(The exercise) Report every line in the listing below where the string "Nordic" shows up.

Figure record extracts

..........

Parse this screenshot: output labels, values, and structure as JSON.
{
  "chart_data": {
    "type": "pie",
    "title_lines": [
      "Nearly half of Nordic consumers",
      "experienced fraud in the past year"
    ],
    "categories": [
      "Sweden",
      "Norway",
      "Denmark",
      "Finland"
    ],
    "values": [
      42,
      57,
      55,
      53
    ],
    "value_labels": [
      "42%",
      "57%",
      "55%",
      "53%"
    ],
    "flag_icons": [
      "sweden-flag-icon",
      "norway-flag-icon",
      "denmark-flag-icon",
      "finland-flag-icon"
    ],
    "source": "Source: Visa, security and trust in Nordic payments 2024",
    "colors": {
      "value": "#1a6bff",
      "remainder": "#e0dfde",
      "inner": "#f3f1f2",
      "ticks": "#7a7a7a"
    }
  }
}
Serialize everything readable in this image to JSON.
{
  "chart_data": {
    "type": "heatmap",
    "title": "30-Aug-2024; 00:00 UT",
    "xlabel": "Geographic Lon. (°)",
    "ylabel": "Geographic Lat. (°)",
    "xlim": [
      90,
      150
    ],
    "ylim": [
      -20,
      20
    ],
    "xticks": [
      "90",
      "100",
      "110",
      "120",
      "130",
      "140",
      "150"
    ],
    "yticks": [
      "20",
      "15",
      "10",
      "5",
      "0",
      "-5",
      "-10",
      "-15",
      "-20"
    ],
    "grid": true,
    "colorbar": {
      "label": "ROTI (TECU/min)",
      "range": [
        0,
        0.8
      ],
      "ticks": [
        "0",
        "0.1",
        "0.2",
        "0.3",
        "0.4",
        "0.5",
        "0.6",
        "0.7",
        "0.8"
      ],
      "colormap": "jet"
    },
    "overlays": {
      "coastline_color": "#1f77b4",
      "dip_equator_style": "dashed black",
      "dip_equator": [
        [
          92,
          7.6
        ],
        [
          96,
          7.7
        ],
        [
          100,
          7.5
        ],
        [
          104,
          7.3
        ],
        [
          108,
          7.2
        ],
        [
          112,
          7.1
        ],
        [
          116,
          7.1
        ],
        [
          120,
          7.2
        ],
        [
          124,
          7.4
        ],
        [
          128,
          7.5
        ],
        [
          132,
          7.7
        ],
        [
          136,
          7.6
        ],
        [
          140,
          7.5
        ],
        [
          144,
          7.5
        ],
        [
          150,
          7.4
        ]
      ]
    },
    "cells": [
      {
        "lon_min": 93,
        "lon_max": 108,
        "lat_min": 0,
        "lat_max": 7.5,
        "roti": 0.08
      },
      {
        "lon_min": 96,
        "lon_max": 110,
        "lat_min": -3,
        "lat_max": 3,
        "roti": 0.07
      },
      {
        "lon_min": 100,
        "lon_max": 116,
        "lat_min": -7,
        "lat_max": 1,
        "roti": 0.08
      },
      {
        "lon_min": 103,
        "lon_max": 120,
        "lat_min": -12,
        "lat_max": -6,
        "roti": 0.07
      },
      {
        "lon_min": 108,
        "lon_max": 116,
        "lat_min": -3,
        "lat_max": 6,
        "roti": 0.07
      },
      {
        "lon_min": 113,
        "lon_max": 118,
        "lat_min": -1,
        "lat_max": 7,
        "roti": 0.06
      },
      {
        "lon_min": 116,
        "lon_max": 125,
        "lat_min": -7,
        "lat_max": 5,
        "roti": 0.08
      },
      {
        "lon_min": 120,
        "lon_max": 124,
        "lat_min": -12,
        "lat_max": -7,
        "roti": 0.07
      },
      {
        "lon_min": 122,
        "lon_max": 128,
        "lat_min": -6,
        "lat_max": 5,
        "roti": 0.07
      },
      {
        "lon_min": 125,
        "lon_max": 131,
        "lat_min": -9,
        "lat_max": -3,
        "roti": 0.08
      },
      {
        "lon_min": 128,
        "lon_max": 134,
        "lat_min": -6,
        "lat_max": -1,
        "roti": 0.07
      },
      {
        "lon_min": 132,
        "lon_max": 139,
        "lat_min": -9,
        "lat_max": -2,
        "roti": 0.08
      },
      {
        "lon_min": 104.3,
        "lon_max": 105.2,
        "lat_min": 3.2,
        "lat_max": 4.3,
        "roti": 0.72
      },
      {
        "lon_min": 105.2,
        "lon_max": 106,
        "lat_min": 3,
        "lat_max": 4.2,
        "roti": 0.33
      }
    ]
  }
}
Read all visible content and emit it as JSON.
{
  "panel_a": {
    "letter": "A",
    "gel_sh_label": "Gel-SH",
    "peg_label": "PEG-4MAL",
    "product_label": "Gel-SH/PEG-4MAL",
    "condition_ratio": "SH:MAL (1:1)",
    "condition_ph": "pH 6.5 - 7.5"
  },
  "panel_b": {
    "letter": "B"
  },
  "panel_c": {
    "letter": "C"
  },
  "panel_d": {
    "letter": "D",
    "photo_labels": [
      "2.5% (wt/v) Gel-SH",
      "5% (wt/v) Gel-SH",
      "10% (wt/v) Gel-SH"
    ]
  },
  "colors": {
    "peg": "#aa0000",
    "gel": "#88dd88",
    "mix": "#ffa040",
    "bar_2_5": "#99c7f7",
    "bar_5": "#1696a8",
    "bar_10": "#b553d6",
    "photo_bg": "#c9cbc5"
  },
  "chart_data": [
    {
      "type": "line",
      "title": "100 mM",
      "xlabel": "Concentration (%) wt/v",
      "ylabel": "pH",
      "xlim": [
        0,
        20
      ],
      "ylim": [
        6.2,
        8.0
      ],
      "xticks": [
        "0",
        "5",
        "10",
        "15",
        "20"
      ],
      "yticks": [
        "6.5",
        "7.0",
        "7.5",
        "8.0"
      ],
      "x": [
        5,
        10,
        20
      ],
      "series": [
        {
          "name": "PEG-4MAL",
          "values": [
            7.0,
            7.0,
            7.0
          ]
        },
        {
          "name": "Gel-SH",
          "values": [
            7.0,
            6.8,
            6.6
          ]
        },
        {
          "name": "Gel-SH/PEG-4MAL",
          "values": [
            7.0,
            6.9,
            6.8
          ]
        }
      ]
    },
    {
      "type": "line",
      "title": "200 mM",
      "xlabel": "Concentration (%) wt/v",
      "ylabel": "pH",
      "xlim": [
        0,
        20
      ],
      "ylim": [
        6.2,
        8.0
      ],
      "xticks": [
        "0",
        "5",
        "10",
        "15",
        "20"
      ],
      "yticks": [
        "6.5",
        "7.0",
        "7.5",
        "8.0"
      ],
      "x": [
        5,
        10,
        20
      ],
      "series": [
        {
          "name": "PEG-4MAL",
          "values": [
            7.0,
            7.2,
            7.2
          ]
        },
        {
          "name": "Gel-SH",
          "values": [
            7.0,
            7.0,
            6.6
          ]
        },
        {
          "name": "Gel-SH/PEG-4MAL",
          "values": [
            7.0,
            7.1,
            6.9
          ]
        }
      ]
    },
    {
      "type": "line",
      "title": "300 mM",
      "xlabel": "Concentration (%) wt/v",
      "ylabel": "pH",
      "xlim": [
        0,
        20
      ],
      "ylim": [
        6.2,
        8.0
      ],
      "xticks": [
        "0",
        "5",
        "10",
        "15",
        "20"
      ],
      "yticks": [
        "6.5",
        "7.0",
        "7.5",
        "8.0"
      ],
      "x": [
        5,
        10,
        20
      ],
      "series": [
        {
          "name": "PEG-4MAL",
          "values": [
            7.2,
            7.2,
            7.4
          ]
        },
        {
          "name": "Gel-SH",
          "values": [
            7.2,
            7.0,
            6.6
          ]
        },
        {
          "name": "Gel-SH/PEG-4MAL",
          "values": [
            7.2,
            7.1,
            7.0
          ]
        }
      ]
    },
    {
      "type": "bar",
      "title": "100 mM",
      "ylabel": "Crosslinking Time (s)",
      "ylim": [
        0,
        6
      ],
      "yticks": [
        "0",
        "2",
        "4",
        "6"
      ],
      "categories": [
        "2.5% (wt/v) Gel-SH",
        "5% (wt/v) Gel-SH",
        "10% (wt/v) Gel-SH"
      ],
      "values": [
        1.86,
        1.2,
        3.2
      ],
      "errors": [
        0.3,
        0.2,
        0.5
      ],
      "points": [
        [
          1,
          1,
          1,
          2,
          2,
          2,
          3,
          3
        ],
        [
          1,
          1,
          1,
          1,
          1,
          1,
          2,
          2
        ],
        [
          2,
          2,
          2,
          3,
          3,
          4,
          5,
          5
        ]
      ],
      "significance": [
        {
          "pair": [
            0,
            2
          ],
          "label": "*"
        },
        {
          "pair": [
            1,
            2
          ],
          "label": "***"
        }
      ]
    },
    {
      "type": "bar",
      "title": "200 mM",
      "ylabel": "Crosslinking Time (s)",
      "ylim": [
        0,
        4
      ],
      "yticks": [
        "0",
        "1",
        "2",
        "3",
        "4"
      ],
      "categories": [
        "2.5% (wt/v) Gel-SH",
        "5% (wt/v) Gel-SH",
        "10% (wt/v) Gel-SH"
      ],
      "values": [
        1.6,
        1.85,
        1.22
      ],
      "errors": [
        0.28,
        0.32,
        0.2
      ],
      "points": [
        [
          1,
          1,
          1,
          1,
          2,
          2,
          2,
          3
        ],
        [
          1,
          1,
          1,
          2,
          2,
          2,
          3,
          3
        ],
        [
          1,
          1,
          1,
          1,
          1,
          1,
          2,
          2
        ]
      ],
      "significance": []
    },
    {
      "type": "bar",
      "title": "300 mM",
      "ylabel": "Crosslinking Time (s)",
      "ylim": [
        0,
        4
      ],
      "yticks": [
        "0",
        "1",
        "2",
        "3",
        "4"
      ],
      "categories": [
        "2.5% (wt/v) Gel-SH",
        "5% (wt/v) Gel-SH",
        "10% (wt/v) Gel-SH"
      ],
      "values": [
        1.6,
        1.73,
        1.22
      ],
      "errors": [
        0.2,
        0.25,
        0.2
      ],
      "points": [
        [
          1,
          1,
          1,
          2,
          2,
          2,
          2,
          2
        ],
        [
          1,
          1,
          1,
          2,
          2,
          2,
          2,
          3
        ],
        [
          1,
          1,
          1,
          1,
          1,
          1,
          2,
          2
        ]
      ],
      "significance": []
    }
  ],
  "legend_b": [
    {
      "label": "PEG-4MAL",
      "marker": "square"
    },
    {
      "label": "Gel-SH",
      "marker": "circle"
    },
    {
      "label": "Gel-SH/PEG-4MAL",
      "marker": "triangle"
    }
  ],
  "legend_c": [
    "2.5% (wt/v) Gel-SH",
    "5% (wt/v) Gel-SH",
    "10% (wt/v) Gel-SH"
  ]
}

..........

(Exercise result)
      "Nearly half of Nordic consumers",
    "source": "Source: Visa, security and trust in Nordic payments 2024",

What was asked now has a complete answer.